Exercise: Find every line in the records below that holds the word "text" and copy it.

** BEGIN Records supplied **

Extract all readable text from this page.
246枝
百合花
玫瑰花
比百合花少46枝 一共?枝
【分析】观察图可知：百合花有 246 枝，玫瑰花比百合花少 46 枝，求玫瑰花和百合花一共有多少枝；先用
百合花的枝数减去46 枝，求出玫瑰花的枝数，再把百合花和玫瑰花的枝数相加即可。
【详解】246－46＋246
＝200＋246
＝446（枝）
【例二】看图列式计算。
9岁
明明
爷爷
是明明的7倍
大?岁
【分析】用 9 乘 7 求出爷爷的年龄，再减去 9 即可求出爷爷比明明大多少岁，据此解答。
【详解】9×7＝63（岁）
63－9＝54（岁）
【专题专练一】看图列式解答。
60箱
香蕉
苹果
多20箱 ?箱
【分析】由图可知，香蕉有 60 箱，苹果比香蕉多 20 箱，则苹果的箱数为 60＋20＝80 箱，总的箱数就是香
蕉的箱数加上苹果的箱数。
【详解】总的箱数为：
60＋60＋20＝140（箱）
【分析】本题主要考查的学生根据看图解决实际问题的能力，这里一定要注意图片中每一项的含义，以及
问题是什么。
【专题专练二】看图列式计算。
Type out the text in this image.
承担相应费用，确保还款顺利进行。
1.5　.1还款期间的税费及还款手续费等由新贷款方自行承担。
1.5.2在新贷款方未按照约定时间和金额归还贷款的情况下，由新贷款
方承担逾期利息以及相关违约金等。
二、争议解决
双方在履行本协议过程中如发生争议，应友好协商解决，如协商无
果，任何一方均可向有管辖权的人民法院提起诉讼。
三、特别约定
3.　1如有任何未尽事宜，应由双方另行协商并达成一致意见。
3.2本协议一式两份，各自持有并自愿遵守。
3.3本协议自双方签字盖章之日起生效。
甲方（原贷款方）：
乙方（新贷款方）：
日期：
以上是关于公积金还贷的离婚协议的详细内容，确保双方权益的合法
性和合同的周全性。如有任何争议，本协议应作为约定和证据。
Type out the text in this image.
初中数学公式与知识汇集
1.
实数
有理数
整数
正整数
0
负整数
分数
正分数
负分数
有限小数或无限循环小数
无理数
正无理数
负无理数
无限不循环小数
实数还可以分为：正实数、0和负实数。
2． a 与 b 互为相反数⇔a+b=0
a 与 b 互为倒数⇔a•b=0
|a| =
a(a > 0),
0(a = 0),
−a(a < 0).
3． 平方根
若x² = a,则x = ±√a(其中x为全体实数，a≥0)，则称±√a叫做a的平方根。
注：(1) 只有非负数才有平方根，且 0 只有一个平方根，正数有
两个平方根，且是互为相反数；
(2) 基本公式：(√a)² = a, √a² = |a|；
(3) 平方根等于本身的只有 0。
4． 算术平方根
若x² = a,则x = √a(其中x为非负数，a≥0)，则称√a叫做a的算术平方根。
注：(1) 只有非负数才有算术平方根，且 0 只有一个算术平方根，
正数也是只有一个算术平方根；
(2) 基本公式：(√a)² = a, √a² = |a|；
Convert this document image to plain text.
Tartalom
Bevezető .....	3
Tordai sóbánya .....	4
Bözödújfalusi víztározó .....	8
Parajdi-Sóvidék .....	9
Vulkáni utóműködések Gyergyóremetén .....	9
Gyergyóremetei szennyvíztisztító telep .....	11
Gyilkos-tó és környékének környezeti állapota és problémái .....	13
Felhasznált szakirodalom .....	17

** END Records supplied **

Reply:
Extract all readable text from this page.
Type out the text in this image.
Type out the text in this image.
Convert this document image to plain text.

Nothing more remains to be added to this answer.